[Data excerpts]
>> Begin

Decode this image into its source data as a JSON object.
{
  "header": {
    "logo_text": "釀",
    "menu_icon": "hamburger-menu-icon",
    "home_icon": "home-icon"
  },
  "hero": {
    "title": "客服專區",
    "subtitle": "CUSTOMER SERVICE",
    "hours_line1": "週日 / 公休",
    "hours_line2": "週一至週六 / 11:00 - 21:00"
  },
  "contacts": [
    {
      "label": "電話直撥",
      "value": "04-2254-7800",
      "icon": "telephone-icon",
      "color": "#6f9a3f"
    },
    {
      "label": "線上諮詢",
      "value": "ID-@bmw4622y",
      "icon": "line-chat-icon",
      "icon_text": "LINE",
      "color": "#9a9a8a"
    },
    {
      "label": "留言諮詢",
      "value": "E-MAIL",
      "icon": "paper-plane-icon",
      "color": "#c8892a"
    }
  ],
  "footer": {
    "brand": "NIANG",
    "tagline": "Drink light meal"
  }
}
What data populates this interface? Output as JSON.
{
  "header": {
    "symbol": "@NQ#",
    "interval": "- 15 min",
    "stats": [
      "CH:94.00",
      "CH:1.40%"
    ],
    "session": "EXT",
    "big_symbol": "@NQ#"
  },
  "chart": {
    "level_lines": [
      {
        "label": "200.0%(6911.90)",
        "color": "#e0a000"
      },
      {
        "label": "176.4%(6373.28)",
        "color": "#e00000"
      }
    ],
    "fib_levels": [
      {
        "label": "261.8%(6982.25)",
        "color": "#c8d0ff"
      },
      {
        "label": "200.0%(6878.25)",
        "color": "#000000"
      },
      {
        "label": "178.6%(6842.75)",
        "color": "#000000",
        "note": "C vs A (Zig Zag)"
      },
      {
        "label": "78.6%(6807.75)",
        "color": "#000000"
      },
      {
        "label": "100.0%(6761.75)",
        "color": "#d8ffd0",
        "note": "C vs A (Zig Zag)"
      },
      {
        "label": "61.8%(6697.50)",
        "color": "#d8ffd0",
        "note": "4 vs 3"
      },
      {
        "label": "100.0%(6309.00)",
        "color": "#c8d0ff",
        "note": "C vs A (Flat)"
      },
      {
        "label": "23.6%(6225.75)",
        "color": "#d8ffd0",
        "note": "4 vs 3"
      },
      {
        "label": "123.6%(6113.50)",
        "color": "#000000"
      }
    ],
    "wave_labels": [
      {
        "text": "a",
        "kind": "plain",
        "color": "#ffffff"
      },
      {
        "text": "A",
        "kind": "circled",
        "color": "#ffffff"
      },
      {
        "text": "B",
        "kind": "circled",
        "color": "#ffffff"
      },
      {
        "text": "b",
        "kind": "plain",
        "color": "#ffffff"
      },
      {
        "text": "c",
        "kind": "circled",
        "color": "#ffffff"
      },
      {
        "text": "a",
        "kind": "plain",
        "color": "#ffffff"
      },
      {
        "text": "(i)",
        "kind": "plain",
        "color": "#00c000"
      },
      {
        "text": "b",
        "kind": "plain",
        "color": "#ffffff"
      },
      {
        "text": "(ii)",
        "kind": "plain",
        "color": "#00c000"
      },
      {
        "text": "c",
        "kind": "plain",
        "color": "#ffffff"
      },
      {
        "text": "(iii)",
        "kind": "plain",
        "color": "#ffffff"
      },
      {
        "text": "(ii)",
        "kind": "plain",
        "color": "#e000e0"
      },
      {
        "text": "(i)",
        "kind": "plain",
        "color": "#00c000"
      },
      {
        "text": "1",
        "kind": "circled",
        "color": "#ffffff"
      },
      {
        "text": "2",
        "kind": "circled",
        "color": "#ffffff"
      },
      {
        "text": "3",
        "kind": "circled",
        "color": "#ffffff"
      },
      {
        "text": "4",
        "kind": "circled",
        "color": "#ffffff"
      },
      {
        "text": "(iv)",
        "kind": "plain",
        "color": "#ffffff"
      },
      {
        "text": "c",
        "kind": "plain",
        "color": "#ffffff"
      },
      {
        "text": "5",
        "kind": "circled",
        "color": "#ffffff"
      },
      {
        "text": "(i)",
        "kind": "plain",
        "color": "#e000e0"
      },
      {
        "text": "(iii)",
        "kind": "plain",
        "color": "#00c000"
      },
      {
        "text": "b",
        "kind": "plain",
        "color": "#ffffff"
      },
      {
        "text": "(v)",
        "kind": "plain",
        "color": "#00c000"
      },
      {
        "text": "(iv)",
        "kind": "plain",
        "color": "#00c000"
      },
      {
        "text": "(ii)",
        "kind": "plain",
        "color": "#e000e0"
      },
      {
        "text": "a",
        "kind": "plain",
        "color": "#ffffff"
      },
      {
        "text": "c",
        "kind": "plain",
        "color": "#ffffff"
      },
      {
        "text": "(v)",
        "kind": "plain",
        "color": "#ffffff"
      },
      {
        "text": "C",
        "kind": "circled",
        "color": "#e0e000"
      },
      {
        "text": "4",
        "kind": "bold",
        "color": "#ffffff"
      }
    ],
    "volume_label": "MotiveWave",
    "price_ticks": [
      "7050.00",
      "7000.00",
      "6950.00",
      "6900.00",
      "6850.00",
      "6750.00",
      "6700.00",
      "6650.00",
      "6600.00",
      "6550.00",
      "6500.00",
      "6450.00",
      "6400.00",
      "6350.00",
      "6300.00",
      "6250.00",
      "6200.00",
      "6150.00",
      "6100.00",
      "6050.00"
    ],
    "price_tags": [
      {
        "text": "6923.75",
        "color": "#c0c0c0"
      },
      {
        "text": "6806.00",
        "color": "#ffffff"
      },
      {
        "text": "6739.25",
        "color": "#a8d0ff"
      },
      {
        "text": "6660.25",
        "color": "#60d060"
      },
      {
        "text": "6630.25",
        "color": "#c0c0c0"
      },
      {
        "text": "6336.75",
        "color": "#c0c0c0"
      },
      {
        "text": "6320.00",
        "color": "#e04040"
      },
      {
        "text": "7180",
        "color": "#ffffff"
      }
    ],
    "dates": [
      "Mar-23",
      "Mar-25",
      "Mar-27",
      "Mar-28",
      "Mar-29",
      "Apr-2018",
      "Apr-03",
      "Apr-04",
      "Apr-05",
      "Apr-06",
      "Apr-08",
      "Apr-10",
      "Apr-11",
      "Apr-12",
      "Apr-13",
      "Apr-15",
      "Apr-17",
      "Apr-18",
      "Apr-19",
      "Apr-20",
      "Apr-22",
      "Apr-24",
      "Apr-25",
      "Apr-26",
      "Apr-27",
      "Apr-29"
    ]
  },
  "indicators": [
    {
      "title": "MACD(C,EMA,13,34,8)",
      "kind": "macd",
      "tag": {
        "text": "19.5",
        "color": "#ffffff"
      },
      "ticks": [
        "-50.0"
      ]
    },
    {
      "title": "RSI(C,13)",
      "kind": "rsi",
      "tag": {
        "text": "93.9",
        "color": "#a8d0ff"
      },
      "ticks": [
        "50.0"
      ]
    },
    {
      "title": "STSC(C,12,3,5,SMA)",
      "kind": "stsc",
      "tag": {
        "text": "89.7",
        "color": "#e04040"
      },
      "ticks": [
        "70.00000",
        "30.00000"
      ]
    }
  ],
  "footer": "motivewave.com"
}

>> End

# Set exercise
Reproduce the records above exactly as they appear.

# Reply
Decode this image into its source data as a JSON object.
{
  "header": {
    "logo_text": "釀",
    "menu_icon": "hamburger-menu-icon",
    "home_icon": "home-icon"
  },
  "hero": {
    "title": "客服專區",
    "subtitle": "CUSTOMER SERVICE",
    "hours_line1": "週日 / 公休",
    "hours_line2": "週一至週六 / 11:00 - 21:00"
  },
  "contacts": [
    {
      "label": "電話直撥",
      "value": "04-2254-7800",
      "icon": "telephone-icon",
      "color": "#6f9a3f"
    },
    {
      "label": "線上諮詢",
      "value": "ID-@bmw4622y",
      "icon": "line-chat-icon",
      "icon_text": "LINE",
      "color": "#9a9a8a"
    },
    {
      "label": "留言諮詢",
      "value": "E-MAIL",
      "icon": "paper-plane-icon",
      "color": "#c8892a"
    }
  ],
  "footer": {
    "brand": "NIANG",
    "tagline": "Drink light meal"
  }
}
What data populates this interface? Output as JSON.
{
  "header": {
    "symbol": "@NQ#",
    "interval": "- 15 min",
    "stats": [
      "CH:94.00",
      "CH:1.40%"
    ],
    "session": "EXT",
    "big_symbol": "@NQ#"
  },
  "chart": {
    "level_lines": [
      {
        "label": "200.0%(6911.90)",
        "color": "#e0a000"
      },
      {
        "label": "176.4%(6373.28)",
        "color": "#e00000"
      }
    ],
    "fib_levels": [
      {
        "label": "261.8%(6982.25)",
        "color": "#c8d0ff"
      },
      {
        "label": "200.0%(6878.25)",
        "color": "#000000"
      },
      {
        "label": "178.6%(6842.75)",
        "color": "#000000",
        "note": "C vs A (Zig Zag)"
      },
      {
        "label": "78.6%(6807.75)",
        "color": "#000000"
      },
      {
        "label": "100.0%(6761.75)",
        "color": "#d8ffd0",
        "note": "C vs A (Zig Zag)"
      },
      {
        "label": "61.8%(6697.50)",
        "color": "#d8ffd0",
        "note": "4 vs 3"
      },
      {
        "label": "100.0%(6309.00)",
        "color": "#c8d0ff",
        "note": "C vs A (Flat)"
      },
      {
        "label": "23.6%(6225.75)",
        "color": "#d8ffd0",
        "note": "4 vs 3"
      },
      {
        "label": "123.6%(6113.50)",
        "color": "#000000"
      }
    ],
    "wave_labels": [
      {
        "text": "a",
        "kind": "plain",
        "color": "#ffffff"
      },
      {
        "text": "A",
        "kind": "circled",
        "color": "#ffffff"
      },
      {
        "text": "B",
        "kind": "circled",
        "color": "#ffffff"
      },
      {
        "text": "b",
        "kind": "plain",
        "color": "#ffffff"
      },
      {
        "text": "c",
        "kind": "circled",
        "color": "#ffffff"
      },
      {
        "text": "a",
        "kind": "plain",
        "color": "#ffffff"
      },
      {
        "text": "(i)",
        "kind": "plain",
        "color": "#00c000"
      },
      {
        "text": "b",
        "kind": "plain",
        "color": "#ffffff"
      },
      {
        "text": "(ii)",
        "kind": "plain",
        "color": "#00c000"
      },
      {
        "text": "c",
        "kind": "plain",
        "color": "#ffffff"
      },
      {
        "text": "(iii)",
        "kind": "plain",
        "color": "#ffffff"
      },
      {
        "text": "(ii)",
        "kind": "plain",
        "color": "#e000e0"
      },
      {
        "text": "(i)",
        "kind": "plain",
        "color": "#00c000"
      },
      {
        "text": "1",
        "kind": "circled",
        "color": "#ffffff"
      },
      {
        "text": "2",
        "kind": "circled",
        "color": "#ffffff"
      },
      {
        "text": "3",
        "kind": "circled",
        "color": "#ffffff"
      },
      {
        "text": "4",
        "kind": "circled",
        "color": "#ffffff"
      },
      {
        "text": "(iv)",
        "kind": "plain",
        "color": "#ffffff"
      },
      {
        "text": "c",
        "kind": "plain",
        "color": "#ffffff"
      },
      {
        "text": "5",
        "kind": "circled",
        "color": "#ffffff"
      },
      {
        "text": "(i)",
        "kind": "plain",
        "color": "#e000e0"
      },
      {
        "text": "(iii)",
        "kind": "plain",
        "color": "#00c000"
      },
      {
        "text": "b",
        "kind": "plain",
        "color": "#ffffff"
      },
      {
        "text": "(v)",
        "kind": "plain",
        "color": "#00c000"
      },
      {
        "text": "(iv)",
        "kind": "plain",
        "color": "#00c000"
      },
      {
        "text": "(ii)",
        "kind": "plain",
        "color": "#e000e0"
      },
      {
        "text": "a",
        "kind": "plain",
        "color": "#ffffff"
      },
      {
        "text": "c",
        "kind": "plain",
        "color": "#ffffff"
      },
      {
        "text": "(v)",
        "kind": "plain",
        "color": "#ffffff"
      },
      {
        "text": "C",
        "kind": "circled",
        "color": "#e0e000"
      },
      {
        "text": "4",
        "kind": "bold",
        "color": "#ffffff"
      }
    ],
    "volume_label": "MotiveWave",
    "price_ticks": [
      "7050.00",
      "7000.00",
      "6950.00",
      "6900.00",
      "6850.00",
      "6750.00",
      "6700.00",
      "6650.00",
      "6600.00",
      "6550.00",
      "6500.00",
      "6450.00",
      "6400.00",
      "6350.00",
      "6300.00",
      "6250.00",
      "6200.00",
      "6150.00",
      "6100.00",
      "6050.00"
    ],
    "price_tags": [
      {
        "text": "6923.75",
        "color": "#c0c0c0"
      },
      {
        "text": "6806.00",
        "color": "#ffffff"
      },
      {
        "text": "6739.25",
        "color": "#a8d0ff"
      },
      {
        "text": "6660.25",
        "color": "#60d060"
      },
      {
        "text": "6630.25",
        "color": "#c0c0c0"
      },
      {
        "text": "6336.75",
        "color": "#c0c0c0"
      },
      {
        "text": "6320.00",
        "color": "#e04040"
      },
      {
        "text": "7180",
        "color": "#ffffff"
      }
    ],
    "dates": [
      "Mar-23",
      "Mar-25",
      "Mar-27",
      "Mar-28",
      "Mar-29",
      "Apr-2018",
      "Apr-03",
      "Apr-04",
      "Apr-05",
      "Apr-06",
      "Apr-08",
      "Apr-10",
      "Apr-11",
      "Apr-12",
      "Apr-13",
      "Apr-15",
      "Apr-17",
      "Apr-18",
      "Apr-19",
      "Apr-20",
      "Apr-22",
      "Apr-24",
      "Apr-25",
      "Apr-26",
      "Apr-27",
      "Apr-29"
    ]
  },
  "indicators": [
    {
      "title": "MACD(C,EMA,13,34,8)",
      "kind": "macd",
      "tag": {
        "text": "19.5",
        "color": "#ffffff"
      },
      "ticks": [
        "-50.0"
      ]
    },
    {
      "title": "RSI(C,13)",
      "kind": "rsi",
      "tag": {
        "text": "93.9",
        "color": "#a8d0ff"
      },
      "ticks": [
        "50.0"
      ]
    },
    {
      "title": "STSC(C,12,3,5,SMA)",
      "kind": "stsc",
      "tag": {
        "text": "89.7",
        "color": "#e04040"
      },
      "ticks": [
        "70.00000",
        "30.00000"
      ]
    }
  ],
  "footer": "motivewave.com"
}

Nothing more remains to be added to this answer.